What you have to do: Lines containing the string "people" are to be counted. Write only how many there are.

Stored data:
• • • • •
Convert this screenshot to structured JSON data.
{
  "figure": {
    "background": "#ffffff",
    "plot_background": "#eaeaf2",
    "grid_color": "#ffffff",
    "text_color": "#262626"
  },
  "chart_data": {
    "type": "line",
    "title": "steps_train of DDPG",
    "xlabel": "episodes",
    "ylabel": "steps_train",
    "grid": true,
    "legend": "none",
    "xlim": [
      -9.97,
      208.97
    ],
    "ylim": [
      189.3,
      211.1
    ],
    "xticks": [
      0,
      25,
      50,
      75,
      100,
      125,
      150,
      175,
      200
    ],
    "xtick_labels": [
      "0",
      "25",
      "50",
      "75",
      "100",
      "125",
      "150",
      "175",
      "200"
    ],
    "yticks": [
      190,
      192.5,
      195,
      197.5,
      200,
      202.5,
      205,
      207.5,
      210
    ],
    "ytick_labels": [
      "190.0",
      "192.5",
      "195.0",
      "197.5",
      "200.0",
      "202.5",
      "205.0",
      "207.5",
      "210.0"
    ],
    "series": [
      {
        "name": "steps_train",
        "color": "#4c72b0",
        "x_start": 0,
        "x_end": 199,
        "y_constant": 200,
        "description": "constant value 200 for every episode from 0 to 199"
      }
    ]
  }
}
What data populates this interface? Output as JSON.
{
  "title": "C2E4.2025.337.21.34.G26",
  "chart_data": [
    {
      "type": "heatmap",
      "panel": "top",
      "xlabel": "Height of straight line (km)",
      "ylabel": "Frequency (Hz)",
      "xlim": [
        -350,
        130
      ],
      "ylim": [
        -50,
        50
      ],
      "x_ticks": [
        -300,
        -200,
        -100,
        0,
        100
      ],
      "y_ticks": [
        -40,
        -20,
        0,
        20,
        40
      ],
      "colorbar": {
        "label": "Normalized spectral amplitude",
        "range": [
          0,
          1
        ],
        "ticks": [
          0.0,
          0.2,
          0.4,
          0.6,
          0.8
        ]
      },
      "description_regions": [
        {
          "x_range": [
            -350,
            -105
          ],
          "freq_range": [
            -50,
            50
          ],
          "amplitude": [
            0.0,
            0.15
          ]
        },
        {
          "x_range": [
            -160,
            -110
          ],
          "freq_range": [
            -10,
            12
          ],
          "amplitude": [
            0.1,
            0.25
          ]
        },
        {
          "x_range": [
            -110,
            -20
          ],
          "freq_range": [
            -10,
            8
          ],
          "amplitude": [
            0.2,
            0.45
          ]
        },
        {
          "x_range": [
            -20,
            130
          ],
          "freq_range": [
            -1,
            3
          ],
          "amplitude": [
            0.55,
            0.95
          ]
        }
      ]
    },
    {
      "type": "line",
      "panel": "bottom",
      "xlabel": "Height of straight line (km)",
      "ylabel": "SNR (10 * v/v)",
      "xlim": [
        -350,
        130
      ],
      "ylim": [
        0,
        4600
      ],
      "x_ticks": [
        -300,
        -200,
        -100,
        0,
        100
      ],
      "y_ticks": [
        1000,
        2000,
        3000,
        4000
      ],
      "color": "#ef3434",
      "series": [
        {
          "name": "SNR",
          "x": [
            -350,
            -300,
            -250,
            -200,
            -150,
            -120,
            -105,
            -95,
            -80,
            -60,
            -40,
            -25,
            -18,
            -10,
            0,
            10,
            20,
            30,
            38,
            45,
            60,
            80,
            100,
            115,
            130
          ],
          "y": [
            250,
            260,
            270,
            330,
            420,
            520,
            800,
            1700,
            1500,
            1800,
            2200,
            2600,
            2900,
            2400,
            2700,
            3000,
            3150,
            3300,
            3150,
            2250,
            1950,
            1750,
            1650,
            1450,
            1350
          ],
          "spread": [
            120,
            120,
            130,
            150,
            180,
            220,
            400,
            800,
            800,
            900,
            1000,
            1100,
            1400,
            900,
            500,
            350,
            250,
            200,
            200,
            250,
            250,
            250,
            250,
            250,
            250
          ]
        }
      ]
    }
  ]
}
• • • • •
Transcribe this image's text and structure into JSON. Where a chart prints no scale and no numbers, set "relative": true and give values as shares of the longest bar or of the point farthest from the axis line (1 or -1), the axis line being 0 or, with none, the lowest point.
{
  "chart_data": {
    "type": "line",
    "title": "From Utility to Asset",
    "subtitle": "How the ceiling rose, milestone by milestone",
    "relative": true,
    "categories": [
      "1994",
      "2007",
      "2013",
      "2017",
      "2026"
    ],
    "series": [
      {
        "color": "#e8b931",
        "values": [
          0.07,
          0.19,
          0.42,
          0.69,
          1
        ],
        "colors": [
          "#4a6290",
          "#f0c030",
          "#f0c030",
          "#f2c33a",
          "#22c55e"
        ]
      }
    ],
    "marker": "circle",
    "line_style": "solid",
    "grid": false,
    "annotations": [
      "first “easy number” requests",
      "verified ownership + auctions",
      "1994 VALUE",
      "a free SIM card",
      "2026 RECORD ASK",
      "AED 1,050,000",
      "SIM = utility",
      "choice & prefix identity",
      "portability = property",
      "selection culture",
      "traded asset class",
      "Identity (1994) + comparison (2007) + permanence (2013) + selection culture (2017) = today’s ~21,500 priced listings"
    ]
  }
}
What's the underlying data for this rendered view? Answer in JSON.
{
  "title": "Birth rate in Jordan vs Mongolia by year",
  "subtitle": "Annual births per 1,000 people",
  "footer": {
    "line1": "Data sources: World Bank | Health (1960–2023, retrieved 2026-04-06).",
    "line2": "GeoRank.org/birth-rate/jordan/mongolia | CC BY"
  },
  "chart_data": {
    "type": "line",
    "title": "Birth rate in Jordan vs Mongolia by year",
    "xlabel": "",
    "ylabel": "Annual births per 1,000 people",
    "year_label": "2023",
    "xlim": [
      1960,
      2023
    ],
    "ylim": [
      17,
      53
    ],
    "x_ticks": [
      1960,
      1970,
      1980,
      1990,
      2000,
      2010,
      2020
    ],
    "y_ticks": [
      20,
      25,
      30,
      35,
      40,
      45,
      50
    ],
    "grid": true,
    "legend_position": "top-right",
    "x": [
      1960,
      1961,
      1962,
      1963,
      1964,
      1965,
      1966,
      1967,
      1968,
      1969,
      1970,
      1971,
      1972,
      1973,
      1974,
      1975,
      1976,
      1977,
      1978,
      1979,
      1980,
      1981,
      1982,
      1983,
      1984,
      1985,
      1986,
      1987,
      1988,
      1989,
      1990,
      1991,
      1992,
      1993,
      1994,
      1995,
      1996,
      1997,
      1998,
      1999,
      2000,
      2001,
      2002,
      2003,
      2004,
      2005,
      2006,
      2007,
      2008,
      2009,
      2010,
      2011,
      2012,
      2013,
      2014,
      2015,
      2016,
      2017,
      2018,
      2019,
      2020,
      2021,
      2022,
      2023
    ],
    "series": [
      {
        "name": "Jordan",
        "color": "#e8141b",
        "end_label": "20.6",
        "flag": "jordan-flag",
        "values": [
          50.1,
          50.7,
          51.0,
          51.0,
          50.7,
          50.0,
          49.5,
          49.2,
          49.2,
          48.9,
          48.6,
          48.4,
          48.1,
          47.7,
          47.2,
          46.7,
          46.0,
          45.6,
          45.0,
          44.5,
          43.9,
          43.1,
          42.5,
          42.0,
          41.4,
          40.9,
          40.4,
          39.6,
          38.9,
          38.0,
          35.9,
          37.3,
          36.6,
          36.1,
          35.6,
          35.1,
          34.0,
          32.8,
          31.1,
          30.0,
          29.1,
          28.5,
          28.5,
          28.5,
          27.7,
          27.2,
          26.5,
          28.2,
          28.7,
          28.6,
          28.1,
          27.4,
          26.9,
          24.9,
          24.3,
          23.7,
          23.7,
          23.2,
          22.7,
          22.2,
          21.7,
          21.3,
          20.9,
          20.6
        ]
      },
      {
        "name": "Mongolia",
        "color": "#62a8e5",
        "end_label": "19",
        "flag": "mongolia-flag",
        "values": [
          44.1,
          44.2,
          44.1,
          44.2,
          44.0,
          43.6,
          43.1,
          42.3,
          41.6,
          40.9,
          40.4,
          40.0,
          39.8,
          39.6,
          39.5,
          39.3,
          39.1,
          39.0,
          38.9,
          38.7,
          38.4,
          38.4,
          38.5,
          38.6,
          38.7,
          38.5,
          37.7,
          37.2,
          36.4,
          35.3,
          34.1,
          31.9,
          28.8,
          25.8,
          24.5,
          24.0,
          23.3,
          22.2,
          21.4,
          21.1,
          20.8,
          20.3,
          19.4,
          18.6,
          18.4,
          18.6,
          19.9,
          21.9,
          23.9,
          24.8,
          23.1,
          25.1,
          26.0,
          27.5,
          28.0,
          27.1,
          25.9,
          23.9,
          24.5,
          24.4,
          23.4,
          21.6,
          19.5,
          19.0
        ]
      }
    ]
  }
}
• • • • •
Complete output: 2